EXERCISE:
Search the records for the string "Cypress" and copy every line in which it appears.

Dataset rows describing interfaces:
[Start of section]

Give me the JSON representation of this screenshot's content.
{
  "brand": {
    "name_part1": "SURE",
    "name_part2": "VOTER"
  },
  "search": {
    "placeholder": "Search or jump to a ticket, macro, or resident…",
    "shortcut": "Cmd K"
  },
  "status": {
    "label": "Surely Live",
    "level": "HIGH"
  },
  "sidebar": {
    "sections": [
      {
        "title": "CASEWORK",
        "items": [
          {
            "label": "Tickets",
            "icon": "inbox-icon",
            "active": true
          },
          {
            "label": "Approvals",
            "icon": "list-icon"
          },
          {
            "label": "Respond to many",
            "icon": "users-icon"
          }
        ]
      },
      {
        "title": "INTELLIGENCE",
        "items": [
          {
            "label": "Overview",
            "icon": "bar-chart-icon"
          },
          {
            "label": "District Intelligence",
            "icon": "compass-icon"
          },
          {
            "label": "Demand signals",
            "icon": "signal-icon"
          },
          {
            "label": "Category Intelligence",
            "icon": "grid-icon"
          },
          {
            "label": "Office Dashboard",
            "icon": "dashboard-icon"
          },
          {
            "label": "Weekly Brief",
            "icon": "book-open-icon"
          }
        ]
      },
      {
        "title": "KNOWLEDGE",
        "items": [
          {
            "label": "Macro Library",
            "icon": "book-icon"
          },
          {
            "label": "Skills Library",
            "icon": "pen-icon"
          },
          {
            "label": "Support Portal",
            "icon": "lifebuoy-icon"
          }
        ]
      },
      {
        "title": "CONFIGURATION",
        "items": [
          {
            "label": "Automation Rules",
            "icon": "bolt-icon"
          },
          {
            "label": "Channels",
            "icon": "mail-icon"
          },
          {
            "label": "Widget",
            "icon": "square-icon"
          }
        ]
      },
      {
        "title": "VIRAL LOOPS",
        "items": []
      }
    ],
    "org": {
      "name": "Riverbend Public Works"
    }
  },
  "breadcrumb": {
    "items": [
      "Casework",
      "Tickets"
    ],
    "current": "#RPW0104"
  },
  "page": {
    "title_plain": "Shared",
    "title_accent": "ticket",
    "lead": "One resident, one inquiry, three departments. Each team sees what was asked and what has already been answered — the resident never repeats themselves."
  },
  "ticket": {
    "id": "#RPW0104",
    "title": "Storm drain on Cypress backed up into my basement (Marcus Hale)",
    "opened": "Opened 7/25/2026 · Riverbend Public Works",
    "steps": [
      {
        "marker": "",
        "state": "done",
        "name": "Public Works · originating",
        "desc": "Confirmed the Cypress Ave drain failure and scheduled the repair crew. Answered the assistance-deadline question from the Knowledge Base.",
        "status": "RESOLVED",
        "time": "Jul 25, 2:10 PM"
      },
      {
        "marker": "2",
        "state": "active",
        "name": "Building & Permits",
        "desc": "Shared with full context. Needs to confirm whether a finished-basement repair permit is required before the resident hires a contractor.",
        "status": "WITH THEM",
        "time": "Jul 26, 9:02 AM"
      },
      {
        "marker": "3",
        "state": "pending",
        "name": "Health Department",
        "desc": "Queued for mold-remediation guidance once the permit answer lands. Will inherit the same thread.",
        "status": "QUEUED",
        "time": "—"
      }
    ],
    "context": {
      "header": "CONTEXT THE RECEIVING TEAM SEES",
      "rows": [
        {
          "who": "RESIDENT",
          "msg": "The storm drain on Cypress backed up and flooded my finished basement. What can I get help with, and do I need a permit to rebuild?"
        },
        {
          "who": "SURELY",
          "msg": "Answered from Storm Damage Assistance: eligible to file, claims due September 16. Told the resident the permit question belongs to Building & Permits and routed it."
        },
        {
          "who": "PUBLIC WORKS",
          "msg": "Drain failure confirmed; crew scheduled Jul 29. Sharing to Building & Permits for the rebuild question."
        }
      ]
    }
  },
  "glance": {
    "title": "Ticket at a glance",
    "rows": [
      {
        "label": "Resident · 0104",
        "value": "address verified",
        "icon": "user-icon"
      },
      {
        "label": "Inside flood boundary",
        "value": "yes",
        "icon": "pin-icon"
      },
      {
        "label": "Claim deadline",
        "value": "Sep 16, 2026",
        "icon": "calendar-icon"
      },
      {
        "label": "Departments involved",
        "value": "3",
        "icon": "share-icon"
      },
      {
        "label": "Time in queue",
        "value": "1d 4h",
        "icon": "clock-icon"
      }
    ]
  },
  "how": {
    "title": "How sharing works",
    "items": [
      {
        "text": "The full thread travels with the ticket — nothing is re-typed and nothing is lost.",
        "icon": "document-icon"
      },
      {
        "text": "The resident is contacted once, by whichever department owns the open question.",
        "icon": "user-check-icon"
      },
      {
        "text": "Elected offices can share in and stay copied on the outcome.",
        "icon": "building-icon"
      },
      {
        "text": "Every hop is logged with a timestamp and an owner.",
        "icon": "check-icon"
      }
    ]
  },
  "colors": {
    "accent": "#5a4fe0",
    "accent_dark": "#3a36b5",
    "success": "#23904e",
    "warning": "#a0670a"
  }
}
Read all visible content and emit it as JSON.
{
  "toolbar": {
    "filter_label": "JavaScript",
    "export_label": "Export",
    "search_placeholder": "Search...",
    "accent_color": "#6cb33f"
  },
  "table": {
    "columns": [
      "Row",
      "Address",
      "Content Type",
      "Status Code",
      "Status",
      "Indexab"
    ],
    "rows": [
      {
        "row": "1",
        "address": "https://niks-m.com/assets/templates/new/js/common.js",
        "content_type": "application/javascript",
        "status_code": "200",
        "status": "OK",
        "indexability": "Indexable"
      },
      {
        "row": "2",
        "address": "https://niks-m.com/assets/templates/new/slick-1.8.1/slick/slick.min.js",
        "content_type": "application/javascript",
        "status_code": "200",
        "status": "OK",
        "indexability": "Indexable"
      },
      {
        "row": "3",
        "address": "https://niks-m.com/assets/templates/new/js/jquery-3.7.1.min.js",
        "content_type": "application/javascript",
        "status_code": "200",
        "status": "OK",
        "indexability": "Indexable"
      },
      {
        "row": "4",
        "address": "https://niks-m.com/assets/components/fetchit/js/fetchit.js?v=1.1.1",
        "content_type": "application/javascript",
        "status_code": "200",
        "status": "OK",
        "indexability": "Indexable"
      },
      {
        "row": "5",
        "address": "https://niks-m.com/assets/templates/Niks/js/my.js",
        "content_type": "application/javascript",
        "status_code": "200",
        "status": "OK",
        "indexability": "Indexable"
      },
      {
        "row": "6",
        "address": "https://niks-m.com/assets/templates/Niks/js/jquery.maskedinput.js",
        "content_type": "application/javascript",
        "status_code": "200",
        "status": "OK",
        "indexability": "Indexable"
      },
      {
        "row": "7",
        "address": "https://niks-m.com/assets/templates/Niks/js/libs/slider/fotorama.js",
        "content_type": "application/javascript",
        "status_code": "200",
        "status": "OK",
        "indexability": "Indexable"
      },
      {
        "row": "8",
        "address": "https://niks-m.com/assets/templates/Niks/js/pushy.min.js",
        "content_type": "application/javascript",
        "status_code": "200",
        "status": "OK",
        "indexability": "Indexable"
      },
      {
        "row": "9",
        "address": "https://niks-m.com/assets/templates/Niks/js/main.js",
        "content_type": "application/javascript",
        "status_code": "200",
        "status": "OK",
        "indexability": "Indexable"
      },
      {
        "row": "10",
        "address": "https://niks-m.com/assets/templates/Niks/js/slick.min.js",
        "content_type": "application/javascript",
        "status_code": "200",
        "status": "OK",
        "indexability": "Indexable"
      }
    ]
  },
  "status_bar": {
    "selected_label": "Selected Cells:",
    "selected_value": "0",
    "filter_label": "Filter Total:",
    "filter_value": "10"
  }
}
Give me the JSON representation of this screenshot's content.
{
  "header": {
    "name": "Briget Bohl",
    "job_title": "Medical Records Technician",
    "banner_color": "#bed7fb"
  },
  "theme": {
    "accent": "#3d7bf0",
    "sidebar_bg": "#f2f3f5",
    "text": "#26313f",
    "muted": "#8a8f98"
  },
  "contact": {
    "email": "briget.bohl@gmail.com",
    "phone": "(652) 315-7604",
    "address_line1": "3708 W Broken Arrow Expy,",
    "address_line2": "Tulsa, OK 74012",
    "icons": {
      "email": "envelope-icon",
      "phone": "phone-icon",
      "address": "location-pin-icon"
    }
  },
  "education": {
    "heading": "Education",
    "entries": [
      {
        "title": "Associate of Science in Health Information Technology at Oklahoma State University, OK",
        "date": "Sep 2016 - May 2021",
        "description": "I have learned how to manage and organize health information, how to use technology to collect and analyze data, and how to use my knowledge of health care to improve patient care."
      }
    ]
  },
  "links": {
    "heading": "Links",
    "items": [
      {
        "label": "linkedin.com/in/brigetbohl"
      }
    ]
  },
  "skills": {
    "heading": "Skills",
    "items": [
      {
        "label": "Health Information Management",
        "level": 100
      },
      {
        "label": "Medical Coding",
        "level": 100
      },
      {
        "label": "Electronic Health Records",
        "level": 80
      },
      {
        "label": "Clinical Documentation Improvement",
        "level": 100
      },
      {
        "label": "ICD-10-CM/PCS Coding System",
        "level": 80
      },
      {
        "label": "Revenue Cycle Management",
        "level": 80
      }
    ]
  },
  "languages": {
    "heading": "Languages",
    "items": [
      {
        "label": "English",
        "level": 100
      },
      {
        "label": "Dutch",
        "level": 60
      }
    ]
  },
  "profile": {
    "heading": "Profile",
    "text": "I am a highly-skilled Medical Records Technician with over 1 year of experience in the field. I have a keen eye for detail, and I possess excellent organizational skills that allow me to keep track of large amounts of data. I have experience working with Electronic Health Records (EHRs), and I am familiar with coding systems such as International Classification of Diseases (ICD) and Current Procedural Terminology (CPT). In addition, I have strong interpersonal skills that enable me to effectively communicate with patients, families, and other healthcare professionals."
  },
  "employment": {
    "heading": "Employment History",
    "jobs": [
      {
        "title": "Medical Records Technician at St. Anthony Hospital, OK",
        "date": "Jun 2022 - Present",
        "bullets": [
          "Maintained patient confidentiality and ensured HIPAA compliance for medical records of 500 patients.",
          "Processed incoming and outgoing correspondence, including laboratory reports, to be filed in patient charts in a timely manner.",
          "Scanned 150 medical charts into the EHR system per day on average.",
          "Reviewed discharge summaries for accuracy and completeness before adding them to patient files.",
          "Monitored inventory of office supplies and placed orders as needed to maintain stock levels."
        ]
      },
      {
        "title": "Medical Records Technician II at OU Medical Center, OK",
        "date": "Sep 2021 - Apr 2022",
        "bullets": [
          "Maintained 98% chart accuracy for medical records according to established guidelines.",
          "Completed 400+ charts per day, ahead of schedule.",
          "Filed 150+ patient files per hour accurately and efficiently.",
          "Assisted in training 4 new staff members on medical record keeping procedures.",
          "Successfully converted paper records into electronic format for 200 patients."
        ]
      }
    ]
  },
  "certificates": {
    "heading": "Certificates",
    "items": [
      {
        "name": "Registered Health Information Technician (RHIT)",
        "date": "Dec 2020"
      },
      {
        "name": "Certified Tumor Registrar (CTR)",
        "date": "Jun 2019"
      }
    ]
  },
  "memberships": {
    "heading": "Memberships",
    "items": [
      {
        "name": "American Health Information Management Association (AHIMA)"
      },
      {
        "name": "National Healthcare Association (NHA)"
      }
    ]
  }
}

[End of section]

TASK SOLUTION:
    "title": "Storm drain on Cypress backed up into my basement (Marcus Hale)",
        "desc": "Confirmed the Cypress Ave drain failure and scheduled the repair crew. Answered the assistance-deadline question from the Knowledge Base.",
          "msg": "The storm drain on Cypress backed up and flooded my finished basement. What can I get help with, and do I need a permit to rebuild?"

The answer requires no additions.